» **STATED EXERCISE**
Return each line containing the string "FAHRİ".

* * *

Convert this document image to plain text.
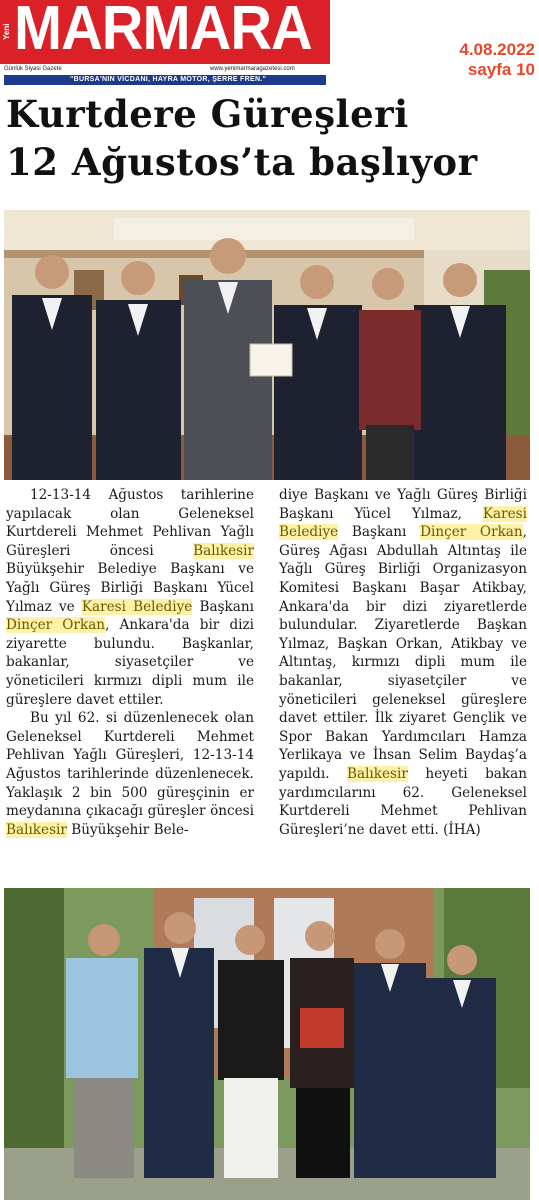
Yeni MARMARA
Günlük Siyasi Gazete	www.yenimarmaragazetesi.com
"BURSA'NIN VİCDANI, HAYRA MOTOR, ŞERRE FREN."
4.08.2022
sayfa 10
Kurtdere Güreşleri
12 Ağustos’ta başlıyor

12-13-14 Ağustos tarihlerine yapılacak olan Geleneksel Kurtdereli Mehmet Pehlivan Yağlı Güreşleri öncesi Balıkesir Büyükşehir Belediye Başkanı ve Yağlı Güreş Birliği Başkanı Yücel Yılmaz ve Karesi Belediye Başkanı Dinçer Orkan, Ankara'da bir dizi ziyarette bulundu. Başkanlar, bakanlar, siyasetçiler ve yöneticileri kırmızı dipli mum ile güreşlere davet ettiler.

Bu yıl 62. si düzenlenecek olan Geleneksel Kurtdereli Mehmet Pehlivan Yağlı Güreşleri, 12-13-14 Ağustos tarihlerinde düzenlenecek. Yaklaşık 2 bin 500 güreşçinin er meydanına çıkacağı güreşler öncesi Balıkesir Büyükşehir Bele-

diye Başkanı ve Yağlı Güreş Birliği Başkanı Yücel Yılmaz, Karesi Belediye Başkanı Dinçer Orkan, Güreş Ağası Abdullah Altıntaş ile Yağlı Güreş Birliği Organizasyon Komitesi Başkanı Başar Atikbay, Ankara'da bir dizi ziyaretlerde bulundular. Ziyaretlerde Başkan Yılmaz, Başkan Orkan, Atikbay ve Altıntaş, kırmızı dipli mum ile bakanlar, siyasetçiler ve yöneticileri geleneksel güreşlere davet ettiler. İlk ziyaret Gençlik ve Spor Bakan Yardımcıları Hamza Yerlikaya ve İhsan Selim Baydaş’a yapıldı. Balıkesir heyeti bakan yardımcılarını 62. Geleneksel Kurtdereli Mehmet Pehlivan Güreşleri’ne davet etti. (İHA)
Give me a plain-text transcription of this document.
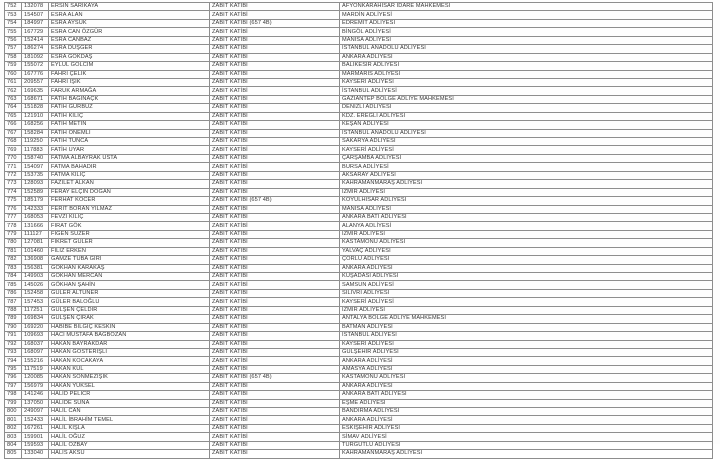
752	132078	ERSİN SARIKAYA	ZABIT KATİBİ	AFYONKARAHİSAR İDARE MAHKEMESİ
753	154507	ESRA ALAN	ZABIT KATİBİ	MARDİN ADLİYESİ
754	184997	ESRA AYSUK	ZABIT KATİBİ (657 4B)	EDREMİT ADLİYESİ
755	167729	ESRA CAN ÖZGÜR	ZABIT KATİBİ	BİNGÖL ADLİYESİ
756	152414	ESRA CANBAZ	ZABIT KATİBİ	MANİSA ADLİYESİ
757	186274	ESRA DÜŞGER	ZABIT KATİBİ	İSTANBUL ANADOLU ADLİYESİ
758	181092	ESRA GÖKDAŞ	ZABIT KATİBİ	ANKARA ADLİYESİ
759	155072	EYLÜL GÖLCİM	ZABIT KATİBİ	BALIKESİR ADLİYESİ
760	167776	FAHRİ ÇELİK	ZABIT KATİBİ	MARMARİS ADLİYESİ
761	209557	FAHRİ IŞIK	ZABIT KATİBİ	KAYSERİ ADLİYESİ
762	169635	FARUK ARMAĞA	ZABIT KATİBİ	İSTANBUL ADLİYESİ
763	168671	FATİH BAĞINAÇK	ZABIT KATİBİ	GAZİANTEP BÖLGE ADLİYE MAHKEMESİ
764	151828	FATİH GÜRBÜZ	ZABIT KATİBİ	DENİZLİ ADLİYESİ
765	121910	FATİH KILIÇ	ZABIT KATİBİ	KDZ. EREĞLİ ADLİYESİ
766	168256	FATİH METİN	ZABIT KATİBİ	KEŞAN ADLİYESİ
767	158284	FATİH ÖNEMLİ	ZABIT KATİBİ	İSTANBUL ANADOLU ADLİYESİ
768	119250	FATİH TUNCA	ZABIT KATİBİ	SAKARYA ADLİYESİ
769	117883	FATİH UYAR	ZABIT KATİBİ	KAYSERİ ADLİYESİ
770	158740	FATMA ALBAYRAK USTA	ZABIT KATİBİ	ÇARŞAMBA ADLİYESİ
771	154097	FATMA BAHADIR	ZABIT KATİBİ	BURSA ADLİYESİ
772	153735	FATMA KILIÇ	ZABIT KATİBİ	AKSARAY ADLİYESİ
773	128093	FAZİLET ALKAN	ZABIT KATİBİ	KAHRAMANMARAŞ ADLİYESİ
774	152589	FERAY ELÇİN DOĞAN	ZABIT KATİBİ	İZMİR ADLİYESİ
775	185179	FERHAT KOCER	ZABIT KATİBİ (657 4B)	KOYULHİSAR ADLİYESİ
776	142333	FERİT BORAN YILMAZ	ZABIT KATİBİ	MANİSA ADLİYESİ
777	168053	FEVZİ KILIÇ	ZABIT KATİBİ	ANKARA BATI ADLİYESİ
778	131666	FIRAT GÖK	ZABIT KATİBİ	ALANYA ADLİYESİ
779	111127	FİGEN SÜZER	ZABIT KATİBİ	İZMİR ADLİYESİ
780	127081	FİKRET GÜLER	ZABIT KATİBİ	KASTAMONU ADLİYESİ
781	101460	FİLİZ ERKEN	ZABIT KATİBİ	YALVAÇ ADLİYESİ
782	136908	GAMZE TUBA GİRİ	ZABIT KATİBİ	ÇORLU ADLİYESİ
783	156381	GÖKHAN KARAKAŞ	ZABIT KATİBİ	ANKARA ADLİYESİ
784	149903	GÖKHAN MERCAN	ZABIT KATİBİ	KUŞADASI ADLİYESİ
785	145026	GÖKHAN ŞAHİN	ZABIT KATİBİ	SAMSUN ADLİYESİ
786	152458	GÜLER ALTUNER	ZABIT KATİBİ	SİLİVRİ ADLİYESİ
787	157453	GÜLER BALOĞLU	ZABIT KATİBİ	KAYSERİ ADLİYESİ
788	117251	GÜLŞEN ÇELDİR	ZABIT KATİBİ	İZMİR ADLİYESİ
789	169834	GÜLŞEN ÇIRAK	ZABIT KATİBİ	ANTALYA BÖLGE ADLİYE MAHKEMESİ
790	169220	HABİBE BİLGİÇ KESKİN	ZABIT KATİBİ	BATMAN ADLİYESİ
791	109693	HACI MUSTAFA BAĞBOZAN	ZABIT KATİBİ	İSTANBUL ADLİYESİ
792	168037	HAKAN BAYRAKDAR	ZABIT KATİBİ	KAYSERİ ADLİYESİ
793	168097	HAKAN GÖSTERİŞLİ	ZABIT KATİBİ	GÜLŞEHİR ADLİYESİ
794	155216	HAKAN KOCAKAYA	ZABIT KATİBİ	ANKARA ADLİYESİ
795	117519	HAKAN KUL	ZABIT KATİBİ	AMASYA ADLİYESİ
796	120085	HAKAN SÖNMEZIŞIK	ZABIT KATİBİ (657 4B)	KASTAMONU ADLİYESİ
797	156979	HAKAN YÜKSEL	ZABIT KATİBİ	ANKARA ADLİYESİ
798	141246	HALİD PELİCR	ZABIT KATİBİ	ANKARA BATI ADLİYESİ
799	137050	HALİDE SUNA	ZABIT KATİBİ	EŞME ADLİYESİ
800	249097	HALİL CAN	ZABIT KATİBİ	BANDIRMA ADLİYESİ
801	152433	HALİL İBRAHİM TEMEL	ZABIT KATİBİ	ANKARA ADLİYESİ
802	167261	HALİL KIŞLA	ZABIT KATİBİ	ESKİŞEHİR ADLİYESİ
803	159901	HALİL OĞUZ	ZABIT KATİBİ	SİMAV ADLİYESİ
804	159593	HALİL ÖZBAY	ZABIT KATİBİ	TURGUTLU ADLİYESİ
805	133040	HALİS AKSU	ZABIT KATİBİ	KAHRAMANMARAŞ ADLİYESİ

* * *

» **REPLY**
760	167776	FAHRİ ÇELİK	ZABIT KATİBİ	MARMARİS ADLİYESİ
761	209557	FAHRİ IŞIK	ZABIT KATİBİ	KAYSERİ ADLİYESİ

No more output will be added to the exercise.